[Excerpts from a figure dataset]
▼
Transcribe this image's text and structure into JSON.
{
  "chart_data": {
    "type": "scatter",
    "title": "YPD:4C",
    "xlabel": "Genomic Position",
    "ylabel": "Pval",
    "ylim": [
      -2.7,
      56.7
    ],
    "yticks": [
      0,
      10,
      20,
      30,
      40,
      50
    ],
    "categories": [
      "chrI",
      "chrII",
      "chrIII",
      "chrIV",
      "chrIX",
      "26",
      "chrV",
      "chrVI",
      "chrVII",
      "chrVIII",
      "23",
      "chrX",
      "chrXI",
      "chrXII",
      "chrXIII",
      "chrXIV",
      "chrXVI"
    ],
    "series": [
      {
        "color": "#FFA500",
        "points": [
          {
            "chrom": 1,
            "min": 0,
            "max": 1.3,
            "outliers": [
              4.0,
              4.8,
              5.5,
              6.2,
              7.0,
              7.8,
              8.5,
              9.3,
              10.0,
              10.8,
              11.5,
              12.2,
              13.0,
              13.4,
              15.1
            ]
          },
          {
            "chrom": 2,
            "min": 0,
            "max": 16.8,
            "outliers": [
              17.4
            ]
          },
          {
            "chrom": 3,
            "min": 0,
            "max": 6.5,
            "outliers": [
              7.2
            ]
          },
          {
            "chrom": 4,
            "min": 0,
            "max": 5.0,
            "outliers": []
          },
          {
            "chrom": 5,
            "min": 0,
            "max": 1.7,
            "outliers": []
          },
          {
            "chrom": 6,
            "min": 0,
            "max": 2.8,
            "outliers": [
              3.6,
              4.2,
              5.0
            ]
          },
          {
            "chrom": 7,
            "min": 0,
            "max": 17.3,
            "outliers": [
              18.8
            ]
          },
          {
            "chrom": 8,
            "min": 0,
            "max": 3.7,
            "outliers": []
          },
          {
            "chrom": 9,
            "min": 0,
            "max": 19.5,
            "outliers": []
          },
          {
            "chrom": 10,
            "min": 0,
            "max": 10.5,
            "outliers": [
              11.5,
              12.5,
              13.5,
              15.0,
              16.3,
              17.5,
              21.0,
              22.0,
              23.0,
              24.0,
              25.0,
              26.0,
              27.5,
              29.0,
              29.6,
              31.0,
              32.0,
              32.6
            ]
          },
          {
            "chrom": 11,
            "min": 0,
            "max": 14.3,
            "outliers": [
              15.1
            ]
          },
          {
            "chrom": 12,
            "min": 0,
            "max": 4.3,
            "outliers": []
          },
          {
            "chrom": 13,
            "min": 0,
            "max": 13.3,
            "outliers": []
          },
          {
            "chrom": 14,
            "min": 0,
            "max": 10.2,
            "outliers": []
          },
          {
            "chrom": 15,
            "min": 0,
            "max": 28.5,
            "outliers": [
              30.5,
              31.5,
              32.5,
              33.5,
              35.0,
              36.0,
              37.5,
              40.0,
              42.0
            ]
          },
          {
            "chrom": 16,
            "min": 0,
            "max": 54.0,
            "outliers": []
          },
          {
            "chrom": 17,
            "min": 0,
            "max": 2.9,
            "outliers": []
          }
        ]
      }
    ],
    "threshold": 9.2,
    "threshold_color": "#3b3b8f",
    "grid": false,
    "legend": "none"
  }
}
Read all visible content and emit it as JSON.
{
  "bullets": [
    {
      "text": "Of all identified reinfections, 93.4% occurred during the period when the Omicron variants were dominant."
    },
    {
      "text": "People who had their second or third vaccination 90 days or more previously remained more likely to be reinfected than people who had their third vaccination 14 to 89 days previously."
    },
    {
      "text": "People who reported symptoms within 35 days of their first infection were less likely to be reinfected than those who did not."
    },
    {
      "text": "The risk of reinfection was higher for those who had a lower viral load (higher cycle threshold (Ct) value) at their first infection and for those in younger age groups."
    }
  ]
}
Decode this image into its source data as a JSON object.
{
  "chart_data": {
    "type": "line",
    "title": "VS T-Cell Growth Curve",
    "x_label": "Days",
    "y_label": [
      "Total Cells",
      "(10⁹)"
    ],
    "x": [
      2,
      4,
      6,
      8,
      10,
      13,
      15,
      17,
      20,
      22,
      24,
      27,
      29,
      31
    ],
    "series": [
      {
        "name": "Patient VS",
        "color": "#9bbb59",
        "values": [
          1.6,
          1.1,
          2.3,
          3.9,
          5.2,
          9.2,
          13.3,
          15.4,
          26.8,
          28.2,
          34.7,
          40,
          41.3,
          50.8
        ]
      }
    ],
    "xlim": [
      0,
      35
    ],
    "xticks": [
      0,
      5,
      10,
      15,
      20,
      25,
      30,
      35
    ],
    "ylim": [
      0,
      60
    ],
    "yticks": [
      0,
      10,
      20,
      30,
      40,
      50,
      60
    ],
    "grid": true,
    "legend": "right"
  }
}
▲
WHAT THE TASK REQUIRES
Set down every record above exactly as given.

FINISHED TASK
Transcribe this image's text and structure into JSON.
{
  "chart_data": {
    "type": "scatter",
    "title": "YPD:4C",
    "xlabel": "Genomic Position",
    "ylabel": "Pval",
    "ylim": [
      -2.7,
      56.7
    ],
    "yticks": [
      0,
      10,
      20,
      30,
      40,
      50
    ],
    "categories": [
      "chrI",
      "chrII",
      "chrIII",
      "chrIV",
      "chrIX",
      "26",
      "chrV",
      "chrVI",
      "chrVII",
      "chrVIII",
      "23",
      "chrX",
      "chrXI",
      "chrXII",
      "chrXIII",
      "chrXIV",
      "chrXVI"
    ],
    "series": [
      {
        "color": "#FFA500",
        "points": [
          {
            "chrom": 1,
            "min": 0,
            "max": 1.3,
            "outliers": [
              4.0,
              4.8,
              5.5,
              6.2,
              7.0,
              7.8,
              8.5,
              9.3,
              10.0,
              10.8,
              11.5,
              12.2,
              13.0,
              13.4,
              15.1
            ]
          },
          {
            "chrom": 2,
            "min": 0,
            "max": 16.8,
            "outliers": [
              17.4
            ]
          },
          {
            "chrom": 3,
            "min": 0,
            "max": 6.5,
            "outliers": [
              7.2
            ]
          },
          {
            "chrom": 4,
            "min": 0,
            "max": 5.0,
            "outliers": []
          },
          {
            "chrom": 5,
            "min": 0,
            "max": 1.7,
            "outliers": []
          },
          {
            "chrom": 6,
            "min": 0,
            "max": 2.8,
            "outliers": [
              3.6,
              4.2,
              5.0
            ]
          },
          {
            "chrom": 7,
            "min": 0,
            "max": 17.3,
            "outliers": [
              18.8
            ]
          },
          {
            "chrom": 8,
            "min": 0,
            "max": 3.7,
            "outliers": []
          },
          {
            "chrom": 9,
            "min": 0,
            "max": 19.5,
            "outliers": []
          },
          {
            "chrom": 10,
            "min": 0,
            "max": 10.5,
            "outliers": [
              11.5,
              12.5,
              13.5,
              15.0,
              16.3,
              17.5,
              21.0,
              22.0,
              23.0,
              24.0,
              25.0,
              26.0,
              27.5,
              29.0,
              29.6,
              31.0,
              32.0,
              32.6
            ]
          },
          {
            "chrom": 11,
            "min": 0,
            "max": 14.3,
            "outliers": [
              15.1
            ]
          },
          {
            "chrom": 12,
            "min": 0,
            "max": 4.3,
            "outliers": []
          },
          {
            "chrom": 13,
            "min": 0,
            "max": 13.3,
            "outliers": []
          },
          {
            "chrom": 14,
            "min": 0,
            "max": 10.2,
            "outliers": []
          },
          {
            "chrom": 15,
            "min": 0,
            "max": 28.5,
            "outliers": [
              30.5,
              31.5,
              32.5,
              33.5,
              35.0,
              36.0,
              37.5,
              40.0,
              42.0
            ]
          },
          {
            "chrom": 16,
            "min": 0,
            "max": 54.0,
            "outliers": []
          },
          {
            "chrom": 17,
            "min": 0,
            "max": 2.9,
            "outliers": []
          }
        ]
      }
    ],
    "threshold": 9.2,
    "threshold_color": "#3b3b8f",
    "grid": false,
    "legend": "none"
  }
}
Read all visible content and emit it as JSON.
{
  "bullets": [
    {
      "text": "Of all identified reinfections, 93.4% occurred during the period when the Omicron variants were dominant."
    },
    {
      "text": "People who had their second or third vaccination 90 days or more previously remained more likely to be reinfected than people who had their third vaccination 14 to 89 days previously."
    },
    {
      "text": "People who reported symptoms within 35 days of their first infection were less likely to be reinfected than those who did not."
    },
    {
      "text": "The risk of reinfection was higher for those who had a lower viral load (higher cycle threshold (Ct) value) at their first infection and for those in younger age groups."
    }
  ]
}
Decode this image into its source data as a JSON object.
{
  "chart_data": {
    "type": "line",
    "title": "VS T-Cell Growth Curve",
    "x_label": "Days",
    "y_label": [
      "Total Cells",
      "(10⁹)"
    ],
    "x": [
      2,
      4,
      6,
      8,
      10,
      13,
      15,
      17,
      20,
      22,
      24,
      27,
      29,
      31
    ],
    "series": [
      {
        "name": "Patient VS",
        "color": "#9bbb59",
        "values": [
          1.6,
          1.1,
          2.3,
          3.9,
          5.2,
          9.2,
          13.3,
          15.4,
          26.8,
          28.2,
          34.7,
          40,
          41.3,
          50.8
        ]
      }
    ],
    "xlim": [
      0,
      35
    ],
    "xticks": [
      0,
      5,
      10,
      15,
      20,
      25,
      30,
      35
    ],
    "ylim": [
      0,
      60
    ],
    "yticks": [
      0,
      10,
      20,
      30,
      40,
      50,
      60
    ],
    "grid": true,
    "legend": "right"
  }
}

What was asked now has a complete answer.